--- start of Working data ---
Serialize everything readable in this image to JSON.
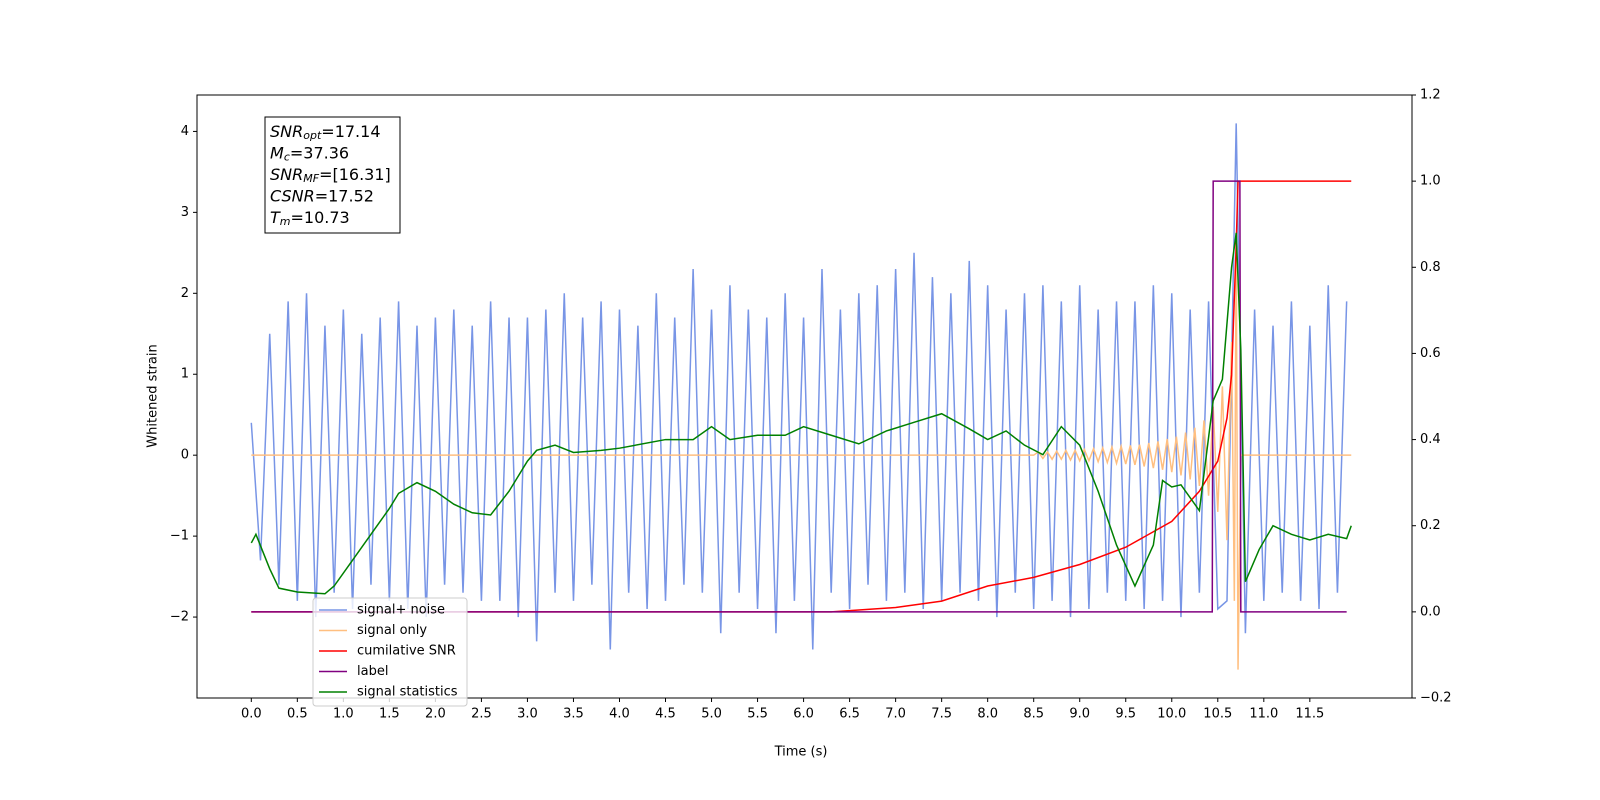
{
  "chart_data": {
    "type": "line",
    "xlabel": "Time (s)",
    "ylabel": "Whitened strain",
    "xlim": [
      -0.59,
      12.61
    ],
    "ylim": [
      -3.0,
      4.45
    ],
    "y2lim": [
      -0.2,
      1.2
    ],
    "xticks": [
      {
        "value": 0,
        "label": "0.0"
      },
      0.5,
      {
        "value": 1,
        "label": "1.0"
      },
      1.5,
      {
        "value": 2,
        "label": "2.0"
      },
      2.5,
      {
        "value": 3,
        "label": "3.0"
      },
      3.5,
      {
        "value": 4,
        "label": "4.0"
      },
      4.5,
      {
        "value": 5,
        "label": "5.0"
      },
      5.5,
      {
        "value": 6,
        "label": "6.0"
      },
      6.5,
      {
        "value": 7,
        "label": "7.0"
      },
      7.5,
      {
        "value": 8,
        "label": "8.0"
      },
      8.5,
      {
        "value": 9,
        "label": "9.0"
      },
      9.5,
      {
        "value": 10,
        "label": "10.0"
      },
      10.5,
      {
        "value": 11,
        "label": "11.0"
      },
      11.5
    ],
    "yticks": [
      {
        "value": -2,
        "label": "−2"
      },
      {
        "value": -1,
        "label": "−1"
      },
      0,
      1,
      2,
      3,
      4
    ],
    "y2ticks": [
      {
        "value": -0.2,
        "label": "−0.2"
      },
      {
        "value": 0,
        "label": "0.0"
      },
      0.2,
      0.4,
      0.6,
      0.8,
      {
        "value": 1,
        "label": "1.0"
      },
      1.2
    ],
    "stats_box": [
      {
        "symbol": "SNR",
        "subscript": "opt",
        "text": "=17.14"
      },
      {
        "symbol": "M",
        "subscript": "c",
        "text": "=37.36"
      },
      {
        "symbol": "SNR",
        "subscript": "MF",
        "text": "=[16.31]"
      },
      {
        "symbol": "CSNR",
        "subscript": null,
        "text": "=17.52"
      },
      {
        "symbol": "T",
        "subscript": "m",
        "text": "=10.73"
      }
    ],
    "series": [
      {
        "name": "signal+ noise",
        "color": "#7895e6",
        "axis": "y",
        "x": [
          0.0,
          0.1,
          0.2,
          0.3,
          0.4,
          0.5,
          0.6,
          0.7,
          0.8,
          0.9,
          1.0,
          1.1,
          1.2,
          1.3,
          1.4,
          1.5,
          1.6,
          1.7,
          1.8,
          1.9,
          2.0,
          2.1,
          2.2,
          2.3,
          2.4,
          2.5,
          2.6,
          2.7,
          2.8,
          2.9,
          3.0,
          3.1,
          3.2,
          3.3,
          3.4,
          3.5,
          3.6,
          3.7,
          3.8,
          3.9,
          4.0,
          4.1,
          4.2,
          4.3,
          4.4,
          4.5,
          4.6,
          4.7,
          4.8,
          4.9,
          5.0,
          5.1,
          5.2,
          5.3,
          5.4,
          5.5,
          5.6,
          5.7,
          5.8,
          5.9,
          6.0,
          6.1,
          6.2,
          6.3,
          6.4,
          6.5,
          6.6,
          6.7,
          6.8,
          6.9,
          7.0,
          7.1,
          7.2,
          7.3,
          7.4,
          7.5,
          7.6,
          7.7,
          7.8,
          7.9,
          8.0,
          8.1,
          8.2,
          8.3,
          8.4,
          8.5,
          8.6,
          8.7,
          8.8,
          8.9,
          9.0,
          9.1,
          9.2,
          9.3,
          9.4,
          9.5,
          9.6,
          9.7,
          9.8,
          9.9,
          10.0,
          10.1,
          10.2,
          10.3,
          10.4,
          10.5,
          10.6,
          10.7,
          10.8,
          10.9,
          11.0,
          11.1,
          11.2,
          11.3,
          11.4,
          11.5,
          11.6,
          11.7,
          11.8,
          11.9
        ],
        "values": [
          0.4,
          -1.3,
          1.5,
          -1.6,
          1.9,
          -1.8,
          2.0,
          -2.0,
          1.6,
          -1.7,
          1.8,
          -1.9,
          1.5,
          -1.6,
          1.7,
          -1.8,
          1.9,
          -1.9,
          1.6,
          -2.0,
          1.7,
          -1.6,
          1.8,
          -1.7,
          1.6,
          -1.8,
          1.9,
          -1.8,
          1.7,
          -2.0,
          1.7,
          -2.3,
          1.8,
          -1.7,
          2.0,
          -1.8,
          1.7,
          -1.6,
          1.9,
          -2.4,
          1.8,
          -1.7,
          1.6,
          -1.9,
          2.0,
          -1.8,
          1.7,
          -1.6,
          2.3,
          -1.7,
          1.8,
          -2.2,
          2.1,
          -1.7,
          1.8,
          -1.9,
          1.7,
          -2.2,
          2.0,
          -1.8,
          1.7,
          -2.4,
          2.3,
          -1.7,
          1.8,
          -1.9,
          2.0,
          -1.6,
          2.1,
          -1.8,
          2.3,
          -1.7,
          2.5,
          -1.9,
          2.2,
          -1.8,
          2.0,
          -1.7,
          2.4,
          -1.8,
          2.1,
          -2.0,
          1.8,
          -1.7,
          2.0,
          -1.9,
          2.1,
          -1.8,
          1.9,
          -2.0,
          2.1,
          -1.9,
          1.8,
          -1.7,
          1.9,
          -1.8,
          1.9,
          -1.9,
          2.1,
          -1.8,
          2.0,
          -2.0,
          1.8,
          -1.7,
          1.9,
          -1.9,
          -1.8,
          4.1,
          -2.2,
          1.8,
          -1.8,
          1.6,
          -1.7,
          1.9,
          -1.8,
          1.6,
          -1.9,
          2.1,
          -1.7,
          1.9
        ]
      },
      {
        "name": "signal only",
        "color": "#ffbf80",
        "axis": "y",
        "x": [
          0.0,
          8.5,
          8.55,
          8.6,
          8.65,
          8.7,
          8.75,
          8.8,
          8.85,
          8.9,
          8.95,
          9.0,
          9.05,
          9.1,
          9.15,
          9.2,
          9.25,
          9.3,
          9.35,
          9.4,
          9.45,
          9.5,
          9.55,
          9.6,
          9.65,
          9.7,
          9.75,
          9.8,
          9.85,
          9.9,
          9.95,
          10.0,
          10.05,
          10.1,
          10.15,
          10.2,
          10.25,
          10.3,
          10.35,
          10.4,
          10.45,
          10.5,
          10.55,
          10.6,
          10.65,
          10.68,
          10.7,
          10.72,
          10.75,
          11.95
        ],
        "values": [
          0,
          0,
          0.04,
          -0.04,
          0.04,
          -0.05,
          0.05,
          -0.05,
          0.06,
          -0.06,
          0.06,
          -0.07,
          0.07,
          -0.07,
          0.08,
          -0.08,
          0.09,
          -0.09,
          0.1,
          -0.1,
          0.11,
          -0.11,
          0.12,
          -0.12,
          0.13,
          -0.14,
          0.15,
          -0.16,
          0.17,
          -0.18,
          0.2,
          -0.21,
          0.23,
          -0.25,
          0.28,
          -0.3,
          0.34,
          -0.38,
          0.43,
          -0.5,
          0.6,
          -0.7,
          0.85,
          -1.05,
          1.4,
          -1.8,
          2.6,
          -2.65,
          0,
          0
        ]
      },
      {
        "name": "cumilative SNR",
        "color": "#ff0000",
        "axis": "y2",
        "x": [
          0.0,
          6.3,
          7.0,
          7.5,
          8.0,
          8.5,
          9.0,
          9.5,
          10.0,
          10.3,
          10.5,
          10.6,
          10.65,
          10.7,
          10.72,
          11.95
        ],
        "values": [
          0,
          0,
          0.01,
          0.025,
          0.06,
          0.08,
          0.11,
          0.15,
          0.21,
          0.28,
          0.35,
          0.45,
          0.55,
          0.85,
          1.0,
          1.0
        ]
      },
      {
        "name": "label",
        "color": "#800080",
        "axis": "y2",
        "x": [
          0.0,
          10.44,
          10.45,
          10.74,
          10.75,
          11.9
        ],
        "values": [
          0,
          0,
          1,
          1,
          0,
          0
        ]
      },
      {
        "name": "signal statistics",
        "color": "#008000",
        "axis": "y2",
        "x": [
          0.0,
          0.05,
          0.2,
          0.3,
          0.5,
          0.8,
          0.9,
          1.1,
          1.3,
          1.5,
          1.6,
          1.8,
          2.0,
          2.2,
          2.4,
          2.6,
          2.8,
          3.0,
          3.1,
          3.3,
          3.5,
          3.8,
          4.0,
          4.5,
          4.8,
          5.0,
          5.2,
          5.5,
          5.8,
          6.0,
          6.3,
          6.6,
          6.9,
          7.2,
          7.5,
          7.8,
          8.0,
          8.2,
          8.4,
          8.6,
          8.8,
          9.0,
          9.2,
          9.4,
          9.6,
          9.8,
          9.9,
          10.0,
          10.1,
          10.3,
          10.45,
          10.55,
          10.65,
          10.7,
          10.75,
          10.8,
          10.95,
          11.1,
          11.3,
          11.5,
          11.7,
          11.9,
          11.95
        ],
        "values": [
          0.16,
          0.18,
          0.1,
          0.055,
          0.046,
          0.042,
          0.06,
          0.12,
          0.18,
          0.24,
          0.275,
          0.3,
          0.28,
          0.25,
          0.23,
          0.225,
          0.28,
          0.35,
          0.375,
          0.387,
          0.37,
          0.375,
          0.38,
          0.4,
          0.4,
          0.43,
          0.4,
          0.41,
          0.41,
          0.43,
          0.41,
          0.39,
          0.42,
          0.44,
          0.46,
          0.425,
          0.4,
          0.42,
          0.387,
          0.365,
          0.43,
          0.387,
          0.28,
          0.155,
          0.06,
          0.155,
          0.305,
          0.29,
          0.295,
          0.235,
          0.49,
          0.54,
          0.8,
          0.88,
          0.61,
          0.07,
          0.145,
          0.2,
          0.18,
          0.167,
          0.18,
          0.17,
          0.2
        ]
      }
    ]
  }
}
--- end of Working data ---
(Aim): Which lines in the data above contain "name"? Show each one.

(The completed task):
        "name": "signal+ noise",
        "name": "signal only",
        "name": "cumilative SNR",
        "name": "label",
        "name": "signal statistics",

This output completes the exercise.